:: Exercise aim ::
Look for the string "Entretien" and copy every line that has it.
[Start of Stored rows]
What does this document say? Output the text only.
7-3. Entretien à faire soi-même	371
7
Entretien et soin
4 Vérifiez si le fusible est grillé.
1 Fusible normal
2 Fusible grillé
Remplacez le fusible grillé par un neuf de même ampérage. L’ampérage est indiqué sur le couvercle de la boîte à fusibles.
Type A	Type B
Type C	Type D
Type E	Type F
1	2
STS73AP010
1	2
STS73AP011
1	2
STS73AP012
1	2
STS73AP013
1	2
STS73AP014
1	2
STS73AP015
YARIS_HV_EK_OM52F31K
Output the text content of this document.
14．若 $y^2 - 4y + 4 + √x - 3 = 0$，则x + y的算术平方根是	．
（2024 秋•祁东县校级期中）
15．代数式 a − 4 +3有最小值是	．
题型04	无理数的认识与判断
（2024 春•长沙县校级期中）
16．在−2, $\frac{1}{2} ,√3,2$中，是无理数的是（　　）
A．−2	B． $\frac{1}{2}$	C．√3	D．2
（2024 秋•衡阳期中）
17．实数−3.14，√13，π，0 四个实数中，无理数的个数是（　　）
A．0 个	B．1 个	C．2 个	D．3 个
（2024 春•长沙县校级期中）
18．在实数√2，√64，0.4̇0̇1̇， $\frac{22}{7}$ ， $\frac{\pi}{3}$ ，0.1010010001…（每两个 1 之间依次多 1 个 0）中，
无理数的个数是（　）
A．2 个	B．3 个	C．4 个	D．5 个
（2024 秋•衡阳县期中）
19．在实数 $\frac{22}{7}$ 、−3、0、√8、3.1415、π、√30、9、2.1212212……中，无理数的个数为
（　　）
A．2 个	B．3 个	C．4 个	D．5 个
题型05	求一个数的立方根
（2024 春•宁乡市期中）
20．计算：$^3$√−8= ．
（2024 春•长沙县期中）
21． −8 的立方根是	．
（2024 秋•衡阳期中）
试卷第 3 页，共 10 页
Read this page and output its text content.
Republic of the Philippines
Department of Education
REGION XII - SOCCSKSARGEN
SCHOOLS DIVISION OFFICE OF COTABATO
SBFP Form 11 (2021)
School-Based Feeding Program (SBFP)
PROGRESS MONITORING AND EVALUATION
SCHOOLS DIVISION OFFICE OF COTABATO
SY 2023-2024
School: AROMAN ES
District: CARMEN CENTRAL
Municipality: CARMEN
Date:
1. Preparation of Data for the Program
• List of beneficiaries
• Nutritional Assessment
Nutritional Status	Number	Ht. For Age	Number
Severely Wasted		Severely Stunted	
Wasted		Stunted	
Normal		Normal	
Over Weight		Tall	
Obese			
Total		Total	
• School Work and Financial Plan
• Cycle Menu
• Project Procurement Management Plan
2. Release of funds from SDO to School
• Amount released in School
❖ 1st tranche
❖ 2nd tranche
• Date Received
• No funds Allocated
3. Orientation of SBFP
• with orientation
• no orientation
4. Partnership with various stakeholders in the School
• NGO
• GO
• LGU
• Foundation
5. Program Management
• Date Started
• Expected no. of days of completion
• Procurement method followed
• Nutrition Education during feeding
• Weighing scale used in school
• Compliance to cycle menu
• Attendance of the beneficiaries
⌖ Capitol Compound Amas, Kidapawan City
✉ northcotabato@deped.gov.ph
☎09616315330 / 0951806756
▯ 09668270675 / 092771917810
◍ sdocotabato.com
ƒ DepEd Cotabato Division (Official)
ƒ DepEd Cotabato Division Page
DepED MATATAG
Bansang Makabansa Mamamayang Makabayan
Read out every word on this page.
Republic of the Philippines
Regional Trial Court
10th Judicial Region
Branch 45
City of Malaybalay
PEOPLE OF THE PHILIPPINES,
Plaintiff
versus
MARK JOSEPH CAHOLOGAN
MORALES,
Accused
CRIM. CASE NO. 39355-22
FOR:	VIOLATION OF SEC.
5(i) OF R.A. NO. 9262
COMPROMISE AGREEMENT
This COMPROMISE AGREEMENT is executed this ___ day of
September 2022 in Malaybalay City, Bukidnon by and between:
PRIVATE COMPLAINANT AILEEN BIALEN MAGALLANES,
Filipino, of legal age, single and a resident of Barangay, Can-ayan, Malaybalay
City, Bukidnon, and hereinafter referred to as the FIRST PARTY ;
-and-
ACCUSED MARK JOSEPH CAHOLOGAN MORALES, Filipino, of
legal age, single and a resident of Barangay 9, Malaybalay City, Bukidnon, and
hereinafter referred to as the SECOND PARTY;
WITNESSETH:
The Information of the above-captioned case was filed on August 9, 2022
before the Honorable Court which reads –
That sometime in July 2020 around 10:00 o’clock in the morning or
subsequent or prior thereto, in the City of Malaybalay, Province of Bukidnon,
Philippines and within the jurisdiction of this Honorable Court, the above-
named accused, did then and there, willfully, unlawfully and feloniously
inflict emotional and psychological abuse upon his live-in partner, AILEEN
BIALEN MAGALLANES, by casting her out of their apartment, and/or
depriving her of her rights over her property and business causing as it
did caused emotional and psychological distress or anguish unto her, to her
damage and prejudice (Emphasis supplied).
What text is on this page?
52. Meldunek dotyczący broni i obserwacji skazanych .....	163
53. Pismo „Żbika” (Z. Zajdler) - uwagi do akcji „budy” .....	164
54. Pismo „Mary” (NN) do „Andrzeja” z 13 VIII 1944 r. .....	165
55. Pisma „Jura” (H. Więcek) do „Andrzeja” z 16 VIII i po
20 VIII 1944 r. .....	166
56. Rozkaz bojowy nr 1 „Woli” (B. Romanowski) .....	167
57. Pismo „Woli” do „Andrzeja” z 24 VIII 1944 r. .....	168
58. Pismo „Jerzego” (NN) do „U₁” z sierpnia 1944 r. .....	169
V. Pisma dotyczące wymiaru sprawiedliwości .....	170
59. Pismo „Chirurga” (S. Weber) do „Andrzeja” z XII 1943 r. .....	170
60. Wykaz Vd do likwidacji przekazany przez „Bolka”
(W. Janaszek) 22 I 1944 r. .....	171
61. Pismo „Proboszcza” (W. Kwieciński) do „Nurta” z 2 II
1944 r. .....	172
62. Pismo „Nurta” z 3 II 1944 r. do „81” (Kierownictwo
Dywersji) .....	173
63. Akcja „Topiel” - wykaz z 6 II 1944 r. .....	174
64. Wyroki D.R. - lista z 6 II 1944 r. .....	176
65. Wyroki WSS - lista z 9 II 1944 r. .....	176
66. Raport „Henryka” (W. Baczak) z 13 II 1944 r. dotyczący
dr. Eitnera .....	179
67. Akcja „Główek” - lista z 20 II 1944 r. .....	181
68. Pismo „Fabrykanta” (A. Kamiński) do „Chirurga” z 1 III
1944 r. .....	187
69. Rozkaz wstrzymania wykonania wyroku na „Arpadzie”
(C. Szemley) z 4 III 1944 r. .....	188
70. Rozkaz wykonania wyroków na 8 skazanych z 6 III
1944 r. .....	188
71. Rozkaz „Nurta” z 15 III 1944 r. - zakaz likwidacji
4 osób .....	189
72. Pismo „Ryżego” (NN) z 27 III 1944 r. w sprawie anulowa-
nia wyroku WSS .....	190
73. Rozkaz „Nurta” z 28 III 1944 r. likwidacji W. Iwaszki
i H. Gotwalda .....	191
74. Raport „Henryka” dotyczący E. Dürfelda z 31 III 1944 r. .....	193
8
[End of Stored rows]
:: Written answer ::
7-3. Entretien à faire soi-même	371
Entretien et soin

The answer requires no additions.